--- Start of Material for the task ---
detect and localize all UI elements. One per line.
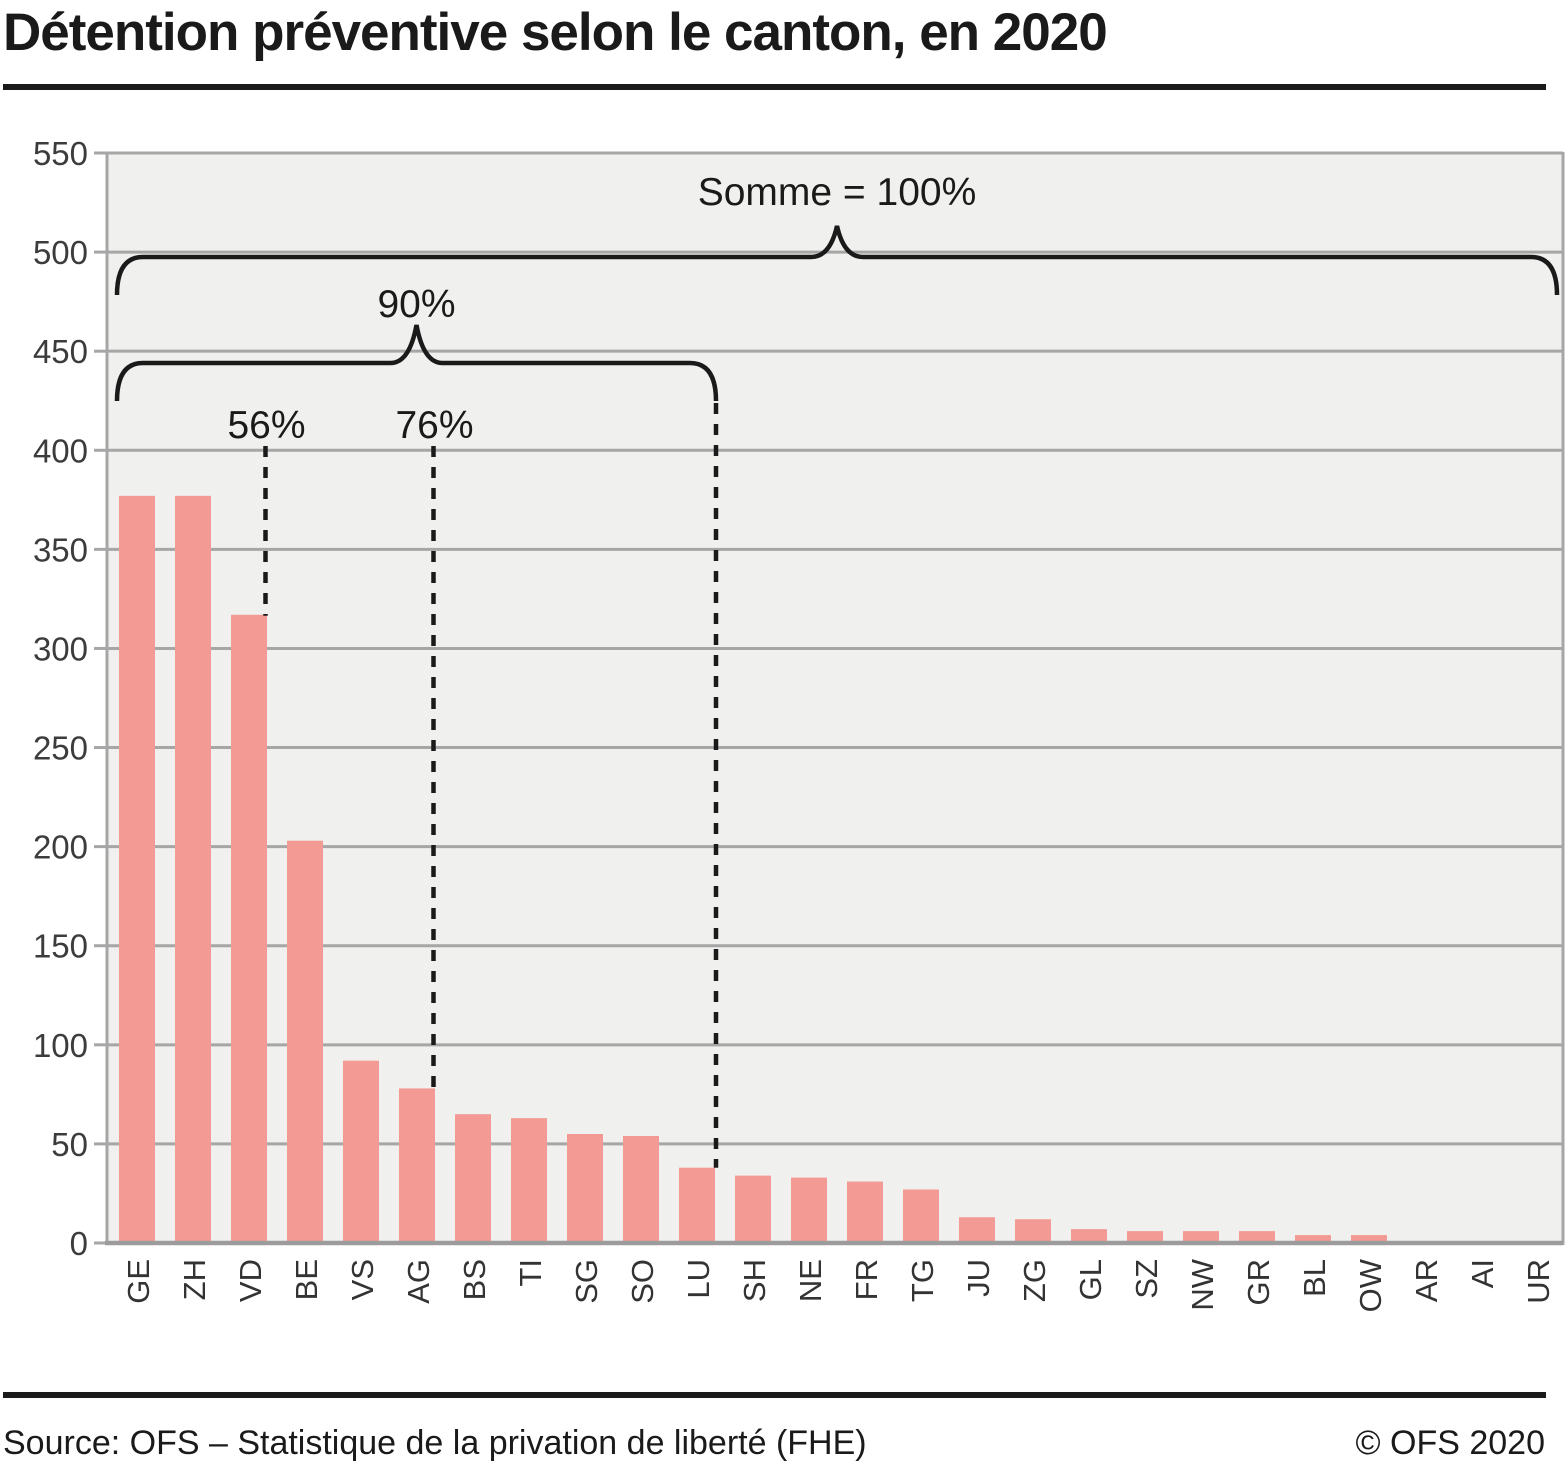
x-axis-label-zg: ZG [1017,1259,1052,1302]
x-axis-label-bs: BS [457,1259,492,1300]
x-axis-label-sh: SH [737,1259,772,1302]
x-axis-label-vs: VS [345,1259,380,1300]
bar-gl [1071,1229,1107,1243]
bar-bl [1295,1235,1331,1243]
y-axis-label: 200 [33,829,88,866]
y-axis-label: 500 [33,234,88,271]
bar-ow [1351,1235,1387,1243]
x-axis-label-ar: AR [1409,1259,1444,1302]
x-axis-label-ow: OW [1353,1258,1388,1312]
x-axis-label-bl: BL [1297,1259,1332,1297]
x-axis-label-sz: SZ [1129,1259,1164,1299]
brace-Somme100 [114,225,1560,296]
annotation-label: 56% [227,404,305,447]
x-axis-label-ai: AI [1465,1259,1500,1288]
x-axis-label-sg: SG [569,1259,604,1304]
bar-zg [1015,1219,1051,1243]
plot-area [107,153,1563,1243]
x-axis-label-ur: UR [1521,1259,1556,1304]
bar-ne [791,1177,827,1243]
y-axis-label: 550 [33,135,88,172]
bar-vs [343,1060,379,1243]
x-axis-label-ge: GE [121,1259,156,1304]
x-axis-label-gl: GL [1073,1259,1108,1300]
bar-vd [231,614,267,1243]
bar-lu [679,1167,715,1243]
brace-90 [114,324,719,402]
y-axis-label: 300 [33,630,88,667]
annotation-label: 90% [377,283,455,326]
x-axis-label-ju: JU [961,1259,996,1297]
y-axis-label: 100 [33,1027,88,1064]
--- End of Material for the task ---
Written task: Rewrite the records above with every "x-axis-label" changed to "category-label" and everything else left as it is. Leave the pictures out of your answer.

Output:
detect and localize all UI elements. One per line.
category-label-zg: ZG [1017,1259,1052,1302]
category-label-bs: BS [457,1259,492,1300]
category-label-sh: SH [737,1259,772,1302]
category-label-vs: VS [345,1259,380,1300]
bar-gl [1071,1229,1107,1243]
bar-bl [1295,1235,1331,1243]
y-axis-label: 200 [33,829,88,866]
y-axis-label: 500 [33,234,88,271]
bar-ow [1351,1235,1387,1243]
category-label-ar: AR [1409,1259,1444,1302]
category-label-ow: OW [1353,1258,1388,1312]
category-label-bl: BL [1297,1259,1332,1297]
category-label-sz: SZ [1129,1259,1164,1299]
brace-Somme100 [114,225,1560,296]
annotation-label: 56% [227,404,305,447]
category-label-ai: AI [1465,1259,1500,1288]
category-label-sg: SG [569,1259,604,1304]
bar-zg [1015,1219,1051,1243]
plot-area [107,153,1563,1243]
category-label-ur: UR [1521,1259,1556,1304]
bar-ne [791,1177,827,1243]
y-axis-label: 550 [33,135,88,172]
bar-vs [343,1060,379,1243]
category-label-ge: GE [121,1259,156,1304]
category-label-gl: GL [1073,1259,1108,1300]
bar-vd [231,614,267,1243]
bar-lu [679,1167,715,1243]
brace-90 [114,324,719,402]
y-axis-label: 300 [33,630,88,667]
annotation-label: 90% [377,283,455,326]
category-label-ju: JU [961,1259,996,1297]
y-axis-label: 100 [33,1027,88,1064]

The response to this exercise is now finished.